▶ [Texto proporcionado]:
---
Imagen de "Concepción Conectado" |
Por
Roberto Marra
Lo
absoluto es un valor que excluye toda posibilidad de relación o
comparación, da idea de ilimitado e irrestricto, de completud o
totalidad, de incondicional y categórico, de tajante y universal.
Así, con esos preceptos, con esa visión de universal e infinito, se
manifiesta el poder de quienes lo tienen por arbitrio propio o
hereditario. Es con la seguridad de contar con semejante respaldo
casi divino que actúan quienes se consideran por sobre sus
congéneres por el solo hecho de tener mayores riquezas acumuladas.
No
solo concibieron una división territorial injusta y una eterna
postergación de sus habitantes con base en las brutales diferencias
económicas que crearon. Fundamentaron su solidez en el tiempo con la
generación de una cultura que atravesó a toda la sociedad, que fue
adquiriendo una concepción de sí misma y de sus interrelaciones,
que posee las mismas características que las existentes con sus
dominadores.
No
pueden extrañar, entonces, las actitudes de quienes, poseyendo
muchas menos riquezas pero iguales concepciones, adoptan posturas
similares ante los que poco o nada tienen. Aparecen entre ellos los
dueños de tierras extensas, aunque no en las dimensiones de sus
admirados déspotas de la historia. Reproducen hasta las formas
originarias de apropiación territorial, desalojando por la fuerza a
los campesinos que trabajan en sus tierras, con títulos propios,
pero que la “justicia” logra, con “mágicos” argumentos,
transformar en posesiones de los “pichones” de oligarcas apañados
por estos prebendarios miembros de la corrupción judicial.
---
▶ [Tarea]: Según el texto sobre el poder absoluto, ¿qué posibilidad excluye lo absoluto?
---
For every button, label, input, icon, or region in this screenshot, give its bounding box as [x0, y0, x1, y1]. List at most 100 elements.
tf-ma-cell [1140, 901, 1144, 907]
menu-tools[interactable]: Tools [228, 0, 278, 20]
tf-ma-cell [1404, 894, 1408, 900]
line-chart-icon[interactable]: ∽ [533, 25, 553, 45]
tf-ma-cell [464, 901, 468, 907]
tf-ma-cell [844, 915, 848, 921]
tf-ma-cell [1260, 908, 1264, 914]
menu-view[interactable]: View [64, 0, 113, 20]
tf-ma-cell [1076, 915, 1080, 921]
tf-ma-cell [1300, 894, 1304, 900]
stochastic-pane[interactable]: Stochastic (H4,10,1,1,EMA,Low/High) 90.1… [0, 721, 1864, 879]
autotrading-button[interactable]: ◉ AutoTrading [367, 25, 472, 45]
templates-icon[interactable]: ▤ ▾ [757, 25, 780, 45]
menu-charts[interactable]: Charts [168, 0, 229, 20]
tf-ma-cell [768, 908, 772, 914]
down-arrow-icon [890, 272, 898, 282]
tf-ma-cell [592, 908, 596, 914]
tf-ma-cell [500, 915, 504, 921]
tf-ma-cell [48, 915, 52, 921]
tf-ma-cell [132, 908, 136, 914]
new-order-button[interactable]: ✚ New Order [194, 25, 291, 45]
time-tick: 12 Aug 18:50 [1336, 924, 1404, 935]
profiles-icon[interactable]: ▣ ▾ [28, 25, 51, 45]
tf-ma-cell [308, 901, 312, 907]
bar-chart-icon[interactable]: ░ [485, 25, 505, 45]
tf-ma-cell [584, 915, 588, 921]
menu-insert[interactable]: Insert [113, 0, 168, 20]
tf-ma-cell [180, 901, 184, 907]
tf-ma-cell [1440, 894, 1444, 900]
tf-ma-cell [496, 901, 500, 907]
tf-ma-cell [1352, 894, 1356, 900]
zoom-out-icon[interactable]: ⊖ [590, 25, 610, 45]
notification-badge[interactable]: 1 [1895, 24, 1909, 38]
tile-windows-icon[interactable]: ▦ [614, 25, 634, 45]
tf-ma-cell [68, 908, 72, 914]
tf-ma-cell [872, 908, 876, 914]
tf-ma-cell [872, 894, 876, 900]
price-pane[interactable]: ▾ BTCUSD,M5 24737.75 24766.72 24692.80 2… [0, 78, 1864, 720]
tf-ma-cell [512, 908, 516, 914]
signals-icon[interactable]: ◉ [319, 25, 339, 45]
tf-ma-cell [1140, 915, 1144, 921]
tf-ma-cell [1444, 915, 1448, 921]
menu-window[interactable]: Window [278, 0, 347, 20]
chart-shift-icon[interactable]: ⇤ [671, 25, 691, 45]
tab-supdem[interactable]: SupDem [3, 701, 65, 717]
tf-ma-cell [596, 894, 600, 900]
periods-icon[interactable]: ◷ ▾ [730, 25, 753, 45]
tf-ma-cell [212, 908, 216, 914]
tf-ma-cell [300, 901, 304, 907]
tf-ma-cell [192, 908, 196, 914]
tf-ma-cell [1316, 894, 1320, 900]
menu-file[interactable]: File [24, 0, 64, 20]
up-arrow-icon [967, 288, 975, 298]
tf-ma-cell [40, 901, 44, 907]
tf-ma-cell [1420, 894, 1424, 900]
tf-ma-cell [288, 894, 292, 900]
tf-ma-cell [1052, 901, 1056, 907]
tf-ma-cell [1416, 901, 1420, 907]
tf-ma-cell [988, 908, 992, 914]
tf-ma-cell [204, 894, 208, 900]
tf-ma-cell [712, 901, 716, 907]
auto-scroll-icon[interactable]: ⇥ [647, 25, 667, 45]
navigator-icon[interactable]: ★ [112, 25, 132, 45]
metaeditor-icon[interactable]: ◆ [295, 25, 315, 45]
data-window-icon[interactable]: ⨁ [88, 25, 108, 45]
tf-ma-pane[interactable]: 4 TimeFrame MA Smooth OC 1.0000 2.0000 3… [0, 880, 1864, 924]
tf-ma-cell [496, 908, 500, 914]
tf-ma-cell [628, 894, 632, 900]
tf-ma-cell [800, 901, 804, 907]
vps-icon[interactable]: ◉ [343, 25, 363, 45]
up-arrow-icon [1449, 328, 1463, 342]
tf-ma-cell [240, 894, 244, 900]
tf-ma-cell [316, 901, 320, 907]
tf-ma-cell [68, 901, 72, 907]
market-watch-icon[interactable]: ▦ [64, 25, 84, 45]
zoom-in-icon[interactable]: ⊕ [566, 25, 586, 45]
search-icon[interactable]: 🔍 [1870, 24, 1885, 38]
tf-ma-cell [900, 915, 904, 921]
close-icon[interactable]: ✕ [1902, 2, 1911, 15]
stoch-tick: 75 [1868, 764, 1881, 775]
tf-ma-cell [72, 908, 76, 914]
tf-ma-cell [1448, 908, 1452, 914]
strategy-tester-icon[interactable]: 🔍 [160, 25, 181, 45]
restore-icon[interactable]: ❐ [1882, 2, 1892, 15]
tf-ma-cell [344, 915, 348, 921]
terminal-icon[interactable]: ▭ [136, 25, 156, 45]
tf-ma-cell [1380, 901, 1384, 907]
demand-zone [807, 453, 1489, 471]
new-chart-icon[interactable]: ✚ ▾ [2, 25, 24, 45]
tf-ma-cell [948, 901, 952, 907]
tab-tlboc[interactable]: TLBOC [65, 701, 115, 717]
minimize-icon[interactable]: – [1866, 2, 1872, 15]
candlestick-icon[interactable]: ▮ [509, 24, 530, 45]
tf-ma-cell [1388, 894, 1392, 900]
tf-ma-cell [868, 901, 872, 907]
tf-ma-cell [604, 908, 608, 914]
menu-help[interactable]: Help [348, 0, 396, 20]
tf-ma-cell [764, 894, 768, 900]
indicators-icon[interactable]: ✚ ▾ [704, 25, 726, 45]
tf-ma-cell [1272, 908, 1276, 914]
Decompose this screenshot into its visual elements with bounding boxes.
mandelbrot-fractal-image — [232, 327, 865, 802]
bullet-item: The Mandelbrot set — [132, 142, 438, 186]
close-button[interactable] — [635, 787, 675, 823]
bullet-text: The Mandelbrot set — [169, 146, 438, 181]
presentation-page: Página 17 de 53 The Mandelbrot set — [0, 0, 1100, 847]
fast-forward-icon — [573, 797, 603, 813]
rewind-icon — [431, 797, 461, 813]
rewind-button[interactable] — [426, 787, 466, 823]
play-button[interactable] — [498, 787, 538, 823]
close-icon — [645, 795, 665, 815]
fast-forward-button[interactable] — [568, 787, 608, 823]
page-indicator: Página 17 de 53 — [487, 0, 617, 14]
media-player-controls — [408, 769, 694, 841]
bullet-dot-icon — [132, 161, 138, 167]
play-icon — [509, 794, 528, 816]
---
▶ [Respuesta]: Lo absoluto excluye toda posibilidad de relación o comparación.